Actions to take:
A. In the passage on PKK recruits, copy the text between "A boulder-studded road" and "ally, Turkey.", inclusive, replacing "pale yellow" with "whitewashed".
B. According to the passage on PKK recruits, how far beyond the painted mountainside does the Qandil range lie?
C. Using the passage on PKK recruits, decide whether each statement agrees with it. Answer yes or no, and quote the words that decide it. (i) The U.S. and Turkey condemn the PKK as a terrorist organization. (ii) The recruits are training to fight Turkey. (iii) The Qandil range runs along Iraq's southern border.

** BEGIN Source document **

Here, recruits are training to fight Iran, one of
the four countries that rule the fractured Kurdish
people. And although they belong to an organization
officially outlawed as terrorist by Washington, they
appear to be operating unhindered either by
Iraqi-Kurdish units or the limited U.S. force in
Kurdish areas.
A boulder-studded road spirals up through sun-soaked
mountains to a pale yellow building that flies the
flag of the Kurdistan Workers Party (PKK), condemned
as a terrorist organization by the U.S. and its NATO
ally, Turkey.
A giant face of Abdullah Ocalan, the PKK founder who
is serving a life sentence in Turkey, is painted on
the mountainside. Sixteen kilometers (10 miles)
farther on lies the Qandil range, which runs like a
snow-dusted spine along Iraq's northern border with
both Turkey and Iran.

** END Source document **
** BEGIN Data records **

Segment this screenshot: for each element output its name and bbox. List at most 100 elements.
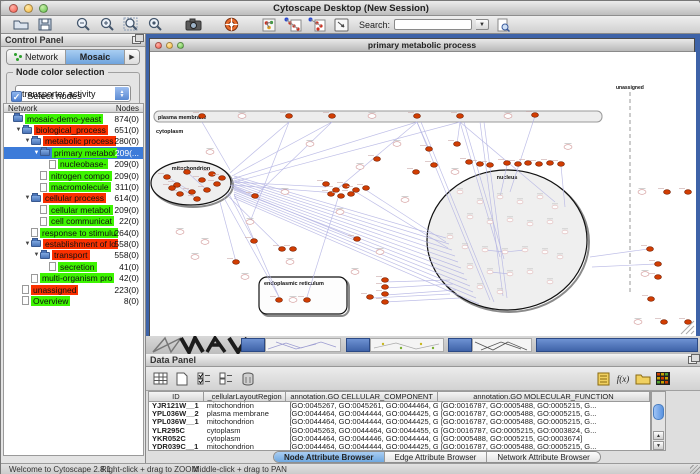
select-nodes-checkbox[interactable]: ✓ [11, 91, 22, 102]
network-node[interactable] [532, 113, 539, 118]
network-node[interactable] [201, 240, 209, 245]
network-node[interactable] [564, 145, 572, 150]
network-node[interactable] [356, 165, 364, 170]
table-row[interactable]: YDR039C__1mitochondrion[GO:0044464, GO:0… [149, 443, 650, 451]
zoom-selected-icon[interactable] [145, 17, 165, 32]
tree-row[interactable]: ▼biological_process651(0) [4, 124, 143, 135]
network-node[interactable] [685, 190, 692, 195]
network-node[interactable] [477, 200, 483, 204]
minimized-window-titlebar[interactable] [448, 338, 472, 352]
table-scrollbar[interactable]: ▲ ▼ [651, 391, 666, 451]
select-attributes-icon[interactable] [195, 370, 213, 387]
network-node[interactable] [536, 162, 543, 167]
network-node[interactable] [552, 205, 558, 209]
network-node[interactable] [664, 190, 671, 195]
network-node[interactable] [199, 178, 206, 183]
network-node[interactable] [451, 170, 459, 175]
network-node[interactable] [638, 190, 646, 195]
tree-row[interactable]: mosaic-demo-yeast874(0) [4, 113, 143, 124]
network-node[interactable] [382, 300, 389, 305]
tree-row[interactable]: nitrogen compo209(0) [4, 170, 143, 181]
network-node[interactable] [547, 220, 553, 224]
network-node[interactable] [252, 194, 259, 199]
network-node[interactable] [194, 197, 201, 202]
network-node[interactable] [233, 260, 240, 265]
network-node[interactable] [504, 114, 512, 119]
network-node[interactable] [558, 162, 565, 167]
canvas-resize-grip[interactable] [691, 331, 694, 334]
network-node[interactable] [191, 255, 199, 260]
network-node[interactable] [685, 320, 692, 325]
tree-row[interactable]: ▼establishment of lo558(0) [4, 238, 143, 249]
vizmapper-icon[interactable] [259, 17, 279, 32]
window-resize-grip[interactable] [690, 465, 700, 474]
network-node[interactable] [351, 270, 359, 275]
snapshot-camera-icon[interactable] [183, 17, 203, 32]
network-node[interactable] [382, 278, 389, 283]
more-tabs-button[interactable]: ▶ [125, 50, 139, 64]
network-node[interactable] [382, 285, 389, 290]
table-column-header[interactable]: annotation.GO CELLULAR_COMPONENT [286, 392, 437, 401]
network-merge-a-icon[interactable] [283, 17, 303, 32]
table-row[interactable]: YLR295Ccytoplasm[GO:0045263, GO:0044464,… [149, 427, 650, 435]
tab-edge-attribute-browser[interactable]: Edge Attribute Browser [385, 452, 488, 462]
network-node[interactable] [477, 285, 483, 289]
tab-network[interactable]: Network [7, 50, 66, 64]
network-node[interactable] [214, 182, 221, 187]
tree-row[interactable]: secretion41(0) [4, 261, 143, 272]
network-node[interactable] [482, 248, 488, 252]
tab-network-attribute-browser[interactable]: Network Attribute Browser [487, 452, 599, 462]
network-node[interactable] [504, 161, 511, 166]
network-node[interactable] [507, 272, 513, 276]
zoom-fit-icon[interactable] [121, 17, 141, 32]
network-node[interactable] [306, 142, 314, 147]
network-node[interactable] [447, 235, 453, 239]
tree-row[interactable]: ▼primary metabol209(... [4, 147, 143, 158]
network-node[interactable] [517, 200, 523, 204]
combobox-stepper-icon[interactable]: ▲▼ [115, 87, 129, 100]
network-node[interactable] [336, 210, 344, 215]
tab-node-attribute-browser[interactable]: Node Attribute Browser [274, 452, 385, 462]
search-input[interactable] [394, 19, 472, 30]
network-node[interactable] [507, 218, 513, 222]
network-node[interactable] [647, 247, 654, 252]
network-node[interactable] [414, 114, 421, 119]
minimized-window-thumbnail[interactable] [370, 338, 444, 352]
network-node[interactable] [562, 230, 568, 234]
network-node[interactable] [323, 182, 330, 187]
network-node[interactable] [426, 147, 433, 152]
table-column-header[interactable]: annotation.GO MOLECULAR_FUNCTION [438, 392, 650, 401]
network-node[interactable] [648, 297, 655, 302]
tree-row[interactable]: nucleobase-209(0) [4, 159, 143, 170]
network-node[interactable] [401, 198, 409, 203]
attribute-matrix-icon[interactable] [654, 370, 672, 387]
network-node[interactable] [487, 163, 494, 168]
search-options-icon[interactable] [493, 17, 513, 32]
network-node[interactable] [251, 239, 258, 244]
network-node[interactable] [246, 220, 254, 225]
minimized-window-titlebar[interactable] [346, 338, 370, 352]
new-attribute-icon[interactable] [173, 370, 191, 387]
network-node[interactable] [353, 188, 360, 193]
network-node[interactable] [376, 250, 384, 255]
manual-layout-icon[interactable] [331, 17, 351, 32]
table-row[interactable]: YPL036W__2plasma membrane[GO:0044464, GO… [149, 410, 650, 418]
network-node[interactable] [641, 272, 649, 277]
tree-row[interactable]: response to stimulu264(0) [4, 227, 143, 238]
attribute-table-icon[interactable] [151, 370, 169, 387]
search-dropdown-button[interactable]: ▼ [476, 19, 489, 30]
network-node[interactable] [525, 161, 532, 166]
network-node[interactable] [289, 298, 297, 303]
network-node[interactable] [219, 176, 226, 181]
network-node[interactable] [368, 114, 376, 119]
tree-row[interactable]: ▼cellular process614(0) [4, 193, 143, 204]
network-node[interactable] [204, 188, 211, 193]
network-node[interactable] [286, 260, 294, 265]
network-node[interactable] [547, 280, 553, 284]
tree-row[interactable]: ▼metabolic process280(0) [4, 136, 143, 147]
network-node[interactable] [467, 265, 473, 269]
help-lifering-icon[interactable] [221, 17, 241, 32]
network-node[interactable] [522, 248, 528, 252]
float-panel-icon[interactable] [132, 36, 141, 44]
tree-row[interactable]: multi-organism pro42(0) [4, 272, 143, 283]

** END Data records **

Answers by task:
A.
A boulder-studded road spirals up through sun-soaked
mountains to a whitewashed building that flies the
flag of the Kurdistan Workers Party (PKK), condemned
as a terrorist organization by the U.S. and its NATO
ally, Turkey.

B. Sixteen kilometers (10 miles).

C.
(i) Yes: "condemned as a terrorist organization by the U.S. and its NATO ally, Turkey."
(ii) No: "recruits are training to fight Iran."
(iii) No: "along Iraq's northern border with both Turkey and Iran."